**YOUR GOAL:**
Pull out every one of the lines below and write each one word for word.
-------- DATA FOR PROCESSING
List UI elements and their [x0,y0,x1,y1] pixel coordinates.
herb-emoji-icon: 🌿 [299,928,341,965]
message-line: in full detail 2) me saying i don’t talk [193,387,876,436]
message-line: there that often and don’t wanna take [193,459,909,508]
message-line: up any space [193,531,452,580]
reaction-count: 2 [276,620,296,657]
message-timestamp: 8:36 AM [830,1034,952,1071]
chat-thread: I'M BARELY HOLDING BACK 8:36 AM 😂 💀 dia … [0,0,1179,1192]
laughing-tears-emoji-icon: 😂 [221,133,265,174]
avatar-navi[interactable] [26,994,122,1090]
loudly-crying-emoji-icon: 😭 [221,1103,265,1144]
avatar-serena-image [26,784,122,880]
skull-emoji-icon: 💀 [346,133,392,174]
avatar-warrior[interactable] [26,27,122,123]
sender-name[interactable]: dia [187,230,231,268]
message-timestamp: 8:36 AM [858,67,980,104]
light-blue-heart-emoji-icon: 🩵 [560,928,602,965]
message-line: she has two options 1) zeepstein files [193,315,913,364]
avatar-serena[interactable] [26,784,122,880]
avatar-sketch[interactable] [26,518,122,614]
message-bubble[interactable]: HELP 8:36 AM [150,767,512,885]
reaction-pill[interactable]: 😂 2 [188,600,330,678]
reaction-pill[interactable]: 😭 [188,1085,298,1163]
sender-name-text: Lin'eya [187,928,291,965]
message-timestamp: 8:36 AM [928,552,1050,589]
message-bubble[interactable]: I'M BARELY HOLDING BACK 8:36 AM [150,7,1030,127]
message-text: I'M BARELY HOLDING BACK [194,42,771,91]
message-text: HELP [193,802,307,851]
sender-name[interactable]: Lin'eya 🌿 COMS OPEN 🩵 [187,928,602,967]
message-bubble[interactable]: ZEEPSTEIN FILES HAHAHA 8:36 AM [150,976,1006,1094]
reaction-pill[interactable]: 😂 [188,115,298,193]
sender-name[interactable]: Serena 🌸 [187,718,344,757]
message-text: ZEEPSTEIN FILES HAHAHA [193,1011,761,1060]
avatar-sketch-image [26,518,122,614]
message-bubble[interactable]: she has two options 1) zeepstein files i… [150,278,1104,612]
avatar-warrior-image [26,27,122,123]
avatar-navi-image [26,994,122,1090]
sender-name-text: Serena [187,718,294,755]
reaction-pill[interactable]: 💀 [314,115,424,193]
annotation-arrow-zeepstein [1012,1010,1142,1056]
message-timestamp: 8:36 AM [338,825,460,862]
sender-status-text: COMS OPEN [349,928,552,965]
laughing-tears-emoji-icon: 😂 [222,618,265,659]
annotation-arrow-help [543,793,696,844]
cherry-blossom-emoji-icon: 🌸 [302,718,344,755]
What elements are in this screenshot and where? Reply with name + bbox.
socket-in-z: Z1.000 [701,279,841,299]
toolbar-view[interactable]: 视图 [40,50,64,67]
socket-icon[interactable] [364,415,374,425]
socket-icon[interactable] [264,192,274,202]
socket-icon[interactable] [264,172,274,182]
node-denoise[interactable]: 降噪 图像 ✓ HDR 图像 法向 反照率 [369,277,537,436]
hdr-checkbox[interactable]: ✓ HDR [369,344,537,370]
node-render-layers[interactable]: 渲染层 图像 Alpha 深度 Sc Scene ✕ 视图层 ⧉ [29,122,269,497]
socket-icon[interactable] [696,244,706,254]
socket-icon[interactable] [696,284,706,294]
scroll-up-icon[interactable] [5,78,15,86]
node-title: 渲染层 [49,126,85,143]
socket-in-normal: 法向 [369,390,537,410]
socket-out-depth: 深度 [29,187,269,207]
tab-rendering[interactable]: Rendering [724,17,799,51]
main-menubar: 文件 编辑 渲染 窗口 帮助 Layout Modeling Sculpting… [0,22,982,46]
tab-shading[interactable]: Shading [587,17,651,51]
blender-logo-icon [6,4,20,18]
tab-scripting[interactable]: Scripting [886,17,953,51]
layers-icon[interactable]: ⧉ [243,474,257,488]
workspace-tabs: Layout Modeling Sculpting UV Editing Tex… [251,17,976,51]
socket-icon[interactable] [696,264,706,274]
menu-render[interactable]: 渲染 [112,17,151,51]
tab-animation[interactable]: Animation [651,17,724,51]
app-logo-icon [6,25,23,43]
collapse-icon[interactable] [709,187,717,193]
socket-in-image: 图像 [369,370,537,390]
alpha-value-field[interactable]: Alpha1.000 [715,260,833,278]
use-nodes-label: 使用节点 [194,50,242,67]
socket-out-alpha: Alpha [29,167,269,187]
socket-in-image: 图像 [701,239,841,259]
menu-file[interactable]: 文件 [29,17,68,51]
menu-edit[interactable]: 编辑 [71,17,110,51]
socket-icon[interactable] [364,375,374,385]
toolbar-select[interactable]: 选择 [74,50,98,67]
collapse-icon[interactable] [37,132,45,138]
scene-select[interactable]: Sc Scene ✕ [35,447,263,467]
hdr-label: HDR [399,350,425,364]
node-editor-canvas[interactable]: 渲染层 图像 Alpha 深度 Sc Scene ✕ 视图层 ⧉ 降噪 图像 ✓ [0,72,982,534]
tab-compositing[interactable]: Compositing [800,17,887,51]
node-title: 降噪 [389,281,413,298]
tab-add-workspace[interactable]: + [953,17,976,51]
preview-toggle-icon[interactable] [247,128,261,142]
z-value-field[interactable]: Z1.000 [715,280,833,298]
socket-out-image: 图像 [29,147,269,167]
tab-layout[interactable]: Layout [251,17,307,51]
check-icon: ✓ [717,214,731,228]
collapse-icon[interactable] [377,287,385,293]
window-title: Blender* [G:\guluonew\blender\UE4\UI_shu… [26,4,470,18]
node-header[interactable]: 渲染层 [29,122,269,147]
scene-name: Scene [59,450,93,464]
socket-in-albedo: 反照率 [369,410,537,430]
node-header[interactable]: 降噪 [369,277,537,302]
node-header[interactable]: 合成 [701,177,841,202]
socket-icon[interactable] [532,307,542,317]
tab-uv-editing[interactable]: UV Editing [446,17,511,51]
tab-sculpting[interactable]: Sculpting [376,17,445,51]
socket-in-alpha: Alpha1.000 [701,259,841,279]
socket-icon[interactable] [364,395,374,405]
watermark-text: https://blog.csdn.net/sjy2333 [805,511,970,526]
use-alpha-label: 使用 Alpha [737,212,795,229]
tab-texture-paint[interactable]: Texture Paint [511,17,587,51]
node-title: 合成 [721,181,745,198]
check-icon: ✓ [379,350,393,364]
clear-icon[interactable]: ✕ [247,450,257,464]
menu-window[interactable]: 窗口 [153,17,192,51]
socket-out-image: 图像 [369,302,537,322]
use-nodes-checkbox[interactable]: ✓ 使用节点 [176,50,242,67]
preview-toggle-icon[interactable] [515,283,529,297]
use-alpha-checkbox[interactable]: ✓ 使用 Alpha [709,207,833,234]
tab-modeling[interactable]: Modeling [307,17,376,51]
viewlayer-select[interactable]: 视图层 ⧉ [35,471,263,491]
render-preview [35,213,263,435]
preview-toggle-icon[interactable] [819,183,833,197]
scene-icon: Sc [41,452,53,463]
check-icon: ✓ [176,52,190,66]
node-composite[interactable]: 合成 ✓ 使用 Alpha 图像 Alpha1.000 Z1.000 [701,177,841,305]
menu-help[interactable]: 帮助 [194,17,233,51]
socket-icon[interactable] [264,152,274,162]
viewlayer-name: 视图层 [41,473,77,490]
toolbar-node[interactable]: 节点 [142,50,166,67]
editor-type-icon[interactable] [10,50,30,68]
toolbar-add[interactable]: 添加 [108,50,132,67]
----------------
**CORRECT RESULT:**
List UI elements and their [x0,y0,x1,y1] pixel coordinates.
herb-emoji-icon: 🌿 [299,928,341,965]
message-line: in full detail 2) me saying i don’t talk [193,387,876,436]
message-line: there that often and don’t wanna take [193,459,909,508]
message-line: up any space [193,531,452,580]
reaction-count: 2 [276,620,296,657]
message-timestamp: 8:36 AM [830,1034,952,1071]
chat-thread: I'M BARELY HOLDING BACK 8:36 AM 😂 💀 dia … [0,0,1179,1192]
laughing-tears-emoji-icon: 😂 [221,133,265,174]
avatar-navi[interactable] [26,994,122,1090]
loudly-crying-emoji-icon: 😭 [221,1103,265,1144]
avatar-serena-image [26,784,122,880]
skull-emoji-icon: 💀 [346,133,392,174]
avatar-warrior[interactable] [26,27,122,123]
sender-name[interactable]: dia [187,230,231,268]
message-timestamp: 8:36 AM [858,67,980,104]
light-blue-heart-emoji-icon: 🩵 [560,928,602,965]
message-line: she has two options 1) zeepstein files [193,315,913,364]
avatar-serena[interactable] [26,784,122,880]
avatar-sketch[interactable] [26,518,122,614]
message-bubble[interactable]: HELP 8:36 AM [150,767,512,885]
reaction-pill[interactable]: 😂 2 [188,600,330,678]
reaction-pill[interactable]: 😭 [188,1085,298,1163]
sender-name-text: Lin'eya [187,928,291,965]
message-timestamp: 8:36 AM [928,552,1050,589]
message-bubble[interactable]: I'M BARELY HOLDING BACK 8:36 AM [150,7,1030,127]
message-text: I'M BARELY HOLDING BACK [194,42,771,91]
message-text: HELP [193,802,307,851]
sender-name[interactable]: Lin'eya 🌿 COMS OPEN 🩵 [187,928,602,967]
message-bubble[interactable]: ZEEPSTEIN FILES HAHAHA 8:36 AM [150,976,1006,1094]
reaction-pill[interactable]: 😂 [188,115,298,193]
sender-name[interactable]: Serena 🌸 [187,718,344,757]
message-text: ZEEPSTEIN FILES HAHAHA [193,1011,761,1060]
avatar-sketch-image [26,518,122,614]
message-bubble[interactable]: she has two options 1) zeepstein files i… [150,278,1104,612]
avatar-warrior-image [26,27,122,123]
avatar-navi-image [26,994,122,1090]
sender-name-text: Serena [187,718,294,755]
reaction-pill[interactable]: 💀 [314,115,424,193]
annotation-arrow-zeepstein [1012,1010,1142,1056]
message-timestamp: 8:36 AM [338,825,460,862]
sender-status-text: COMS OPEN [349,928,552,965]
laughing-tears-emoji-icon: 😂 [222,618,265,659]
annotation-arrow-help [543,793,696,844]
cherry-blossom-emoji-icon: 🌸 [302,718,344,755]
What elements are in this screenshot and where? Reply with name + bbox.
socket-in-z: Z1.000 [701,279,841,299]
toolbar-view[interactable]: 视图 [40,50,64,67]
socket-icon[interactable] [364,415,374,425]
socket-icon[interactable] [264,192,274,202]
socket-icon[interactable] [264,172,274,182]
node-denoise[interactable]: 降噪 图像 ✓ HDR 图像 法向 反照率 [369,277,537,436]
hdr-checkbox[interactable]: ✓ HDR [369,344,537,370]
node-render-layers[interactable]: 渲染层 图像 Alpha 深度 Sc Scene ✕ 视图层 ⧉ [29,122,269,497]
socket-icon[interactable] [696,244,706,254]
socket-icon[interactable] [696,284,706,294]
scroll-up-icon[interactable] [5,78,15,86]
node-title: 渲染层 [49,126,85,143]
socket-in-normal: 法向 [369,390,537,410]
socket-out-depth: 深度 [29,187,269,207]
tab-rendering[interactable]: Rendering [724,17,799,51]
main-menubar: 文件 编辑 渲染 窗口 帮助 Layout Modeling Sculpting… [0,22,982,46]
tab-shading[interactable]: Shading [587,17,651,51]
blender-logo-icon [6,4,20,18]
tab-scripting[interactable]: Scripting [886,17,953,51]
layers-icon[interactable]: ⧉ [243,474,257,488]
workspace-tabs: Layout Modeling Sculpting UV Editing Tex… [251,17,976,51]
socket-icon[interactable] [696,264,706,274]
menu-render[interactable]: 渲染 [112,17,151,51]
tab-animation[interactable]: Animation [651,17,724,51]
app-logo-icon [6,25,23,43]
collapse-icon[interactable] [709,187,717,193]
socket-in-image: 图像 [369,370,537,390]
alpha-value-field[interactable]: Alpha1.000 [715,260,833,278]
use-nodes-label: 使用节点 [194,50,242,67]
socket-out-alpha: Alpha [29,167,269,187]
socket-in-image: 图像 [701,239,841,259]
menu-file[interactable]: 文件 [29,17,68,51]
menu-edit[interactable]: 编辑 [71,17,110,51]
socket-icon[interactable] [364,375,374,385]
toolbar-select[interactable]: 选择 [74,50,98,67]
collapse-icon[interactable] [37,132,45,138]
scene-select[interactable]: Sc Scene ✕ [35,447,263,467]
hdr-label: HDR [399,350,425,364]
node-editor-canvas[interactable]: 渲染层 图像 Alpha 深度 Sc Scene ✕ 视图层 ⧉ 降噪 图像 ✓ [0,72,982,534]
tab-compositing[interactable]: Compositing [800,17,887,51]
node-title: 降噪 [389,281,413,298]
tab-add-workspace[interactable]: + [953,17,976,51]
preview-toggle-icon[interactable] [247,128,261,142]
z-value-field[interactable]: Z1.000 [715,280,833,298]
socket-out-image: 图像 [29,147,269,167]
tab-layout[interactable]: Layout [251,17,307,51]
check-icon: ✓ [717,214,731,228]
collapse-icon[interactable] [377,287,385,293]
window-title: Blender* [G:\guluonew\blender\UE4\UI_shu… [26,4,470,18]
node-header[interactable]: 渲染层 [29,122,269,147]
scene-name: Scene [59,450,93,464]
socket-in-albedo: 反照率 [369,410,537,430]
node-header[interactable]: 降噪 [369,277,537,302]
node-header[interactable]: 合成 [701,177,841,202]
socket-icon[interactable] [532,307,542,317]
tab-uv-editing[interactable]: UV Editing [446,17,511,51]
tab-sculpting[interactable]: Sculpting [376,17,445,51]
socket-in-alpha: Alpha1.000 [701,259,841,279]
socket-icon[interactable] [364,395,374,405]
watermark-text: https://blog.csdn.net/sjy2333 [805,511,970,526]
use-alpha-label: 使用 Alpha [737,212,795,229]
tab-texture-paint[interactable]: Texture Paint [511,17,587,51]
node-title: 合成 [721,181,745,198]
check-icon: ✓ [379,350,393,364]
clear-icon[interactable]: ✕ [247,450,257,464]
menu-window[interactable]: 窗口 [153,17,192,51]
socket-out-image: 图像 [369,302,537,322]
use-nodes-checkbox[interactable]: ✓ 使用节点 [176,50,242,67]
preview-toggle-icon[interactable] [515,283,529,297]
use-alpha-checkbox[interactable]: ✓ 使用 Alpha [709,207,833,234]
tab-modeling[interactable]: Modeling [307,17,376,51]
viewlayer-select[interactable]: 视图层 ⧉ [35,471,263,491]
render-preview [35,213,263,435]
preview-toggle-icon[interactable] [819,183,833,197]
scene-icon: Sc [41,452,53,463]
check-icon: ✓ [176,52,190,66]
node-composite[interactable]: 合成 ✓ 使用 Alpha 图像 Alpha1.000 Z1.000 [701,177,841,305]
menu-help[interactable]: 帮助 [194,17,233,51]
socket-icon[interactable] [264,152,274,162]
viewlayer-name: 视图层 [41,473,77,490]
toolbar-node[interactable]: 节点 [142,50,166,67]
editor-type-icon[interactable] [10,50,30,68]
toolbar-add[interactable]: 添加 [108,50,132,67]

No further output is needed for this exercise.